▶ [Written task] Below are entries to be transcribed exactly; exclude the pictures from the copy.

▶ [Given entries]
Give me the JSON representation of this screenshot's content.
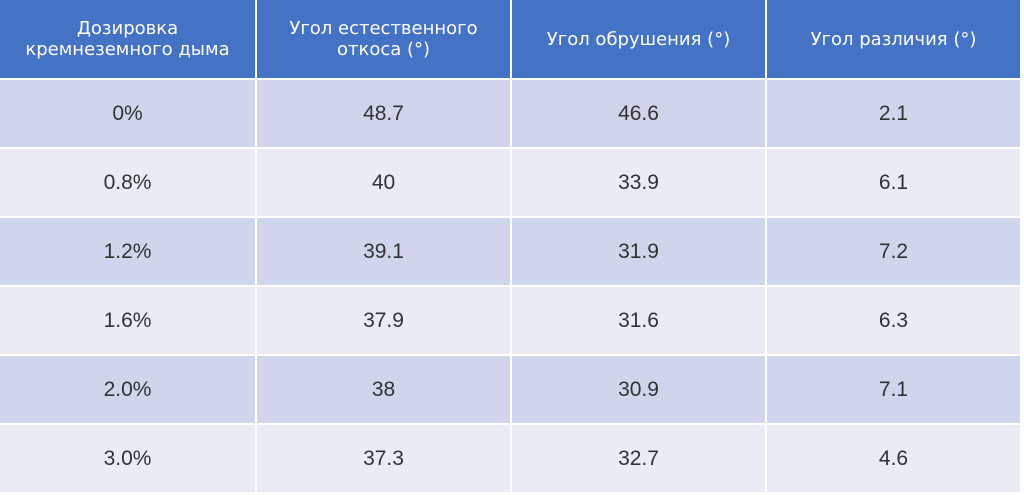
{
  "table": {
    "header": [
      "Дозировка кремнеземного дыма",
      "Угол естественного откоса (°)",
      "Угол обрушения (°)",
      "Угол различия (°)"
    ],
    "rows": [
      [
        "0%",
        "48.7",
        "46.6",
        "2.1"
      ],
      [
        "0.8%",
        "40",
        "33.9",
        "6.1"
      ],
      [
        "1.2%",
        "39.1",
        "31.9",
        "7.2"
      ],
      [
        "1.6%",
        "37.9",
        "31.6",
        "6.3"
      ],
      [
        "2.0%",
        "38",
        "30.9",
        "7.1"
      ],
      [
        "3.0%",
        "37.3",
        "32.7",
        "4.6"
      ]
    ]
  }
}
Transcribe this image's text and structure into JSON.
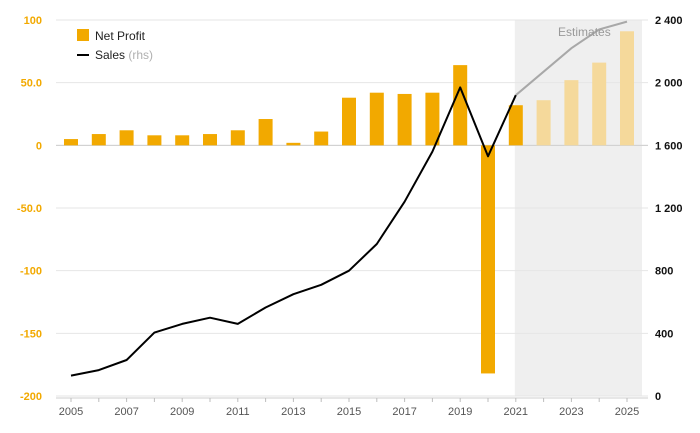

▶ [Result of this exercise]
Give me the JSON representation of this screenshot's content.
{
  "table": {
    "header": [
      "Дозировка кремнеземного дыма",
      "Угол естественного откоса (°)",
      "Угол обрушения (°)",
      "Угол различия (°)"
    ],
    "rows": [
      [
        "0%",
        "48.7",
        "46.6",
        "2.1"
      ],
      [
        "0.8%",
        "40",
        "33.9",
        "6.1"
      ],
      [
        "1.2%",
        "39.1",
        "31.9",
        "7.2"
      ],
      [
        "1.6%",
        "37.9",
        "31.6",
        "6.3"
      ],
      [
        "2.0%",
        "38",
        "30.9",
        "7.1"
      ],
      [
        "3.0%",
        "37.3",
        "32.7",
        "4.6"
      ]
    ]
  }
}
Transcribe this image's text and structure into JSON.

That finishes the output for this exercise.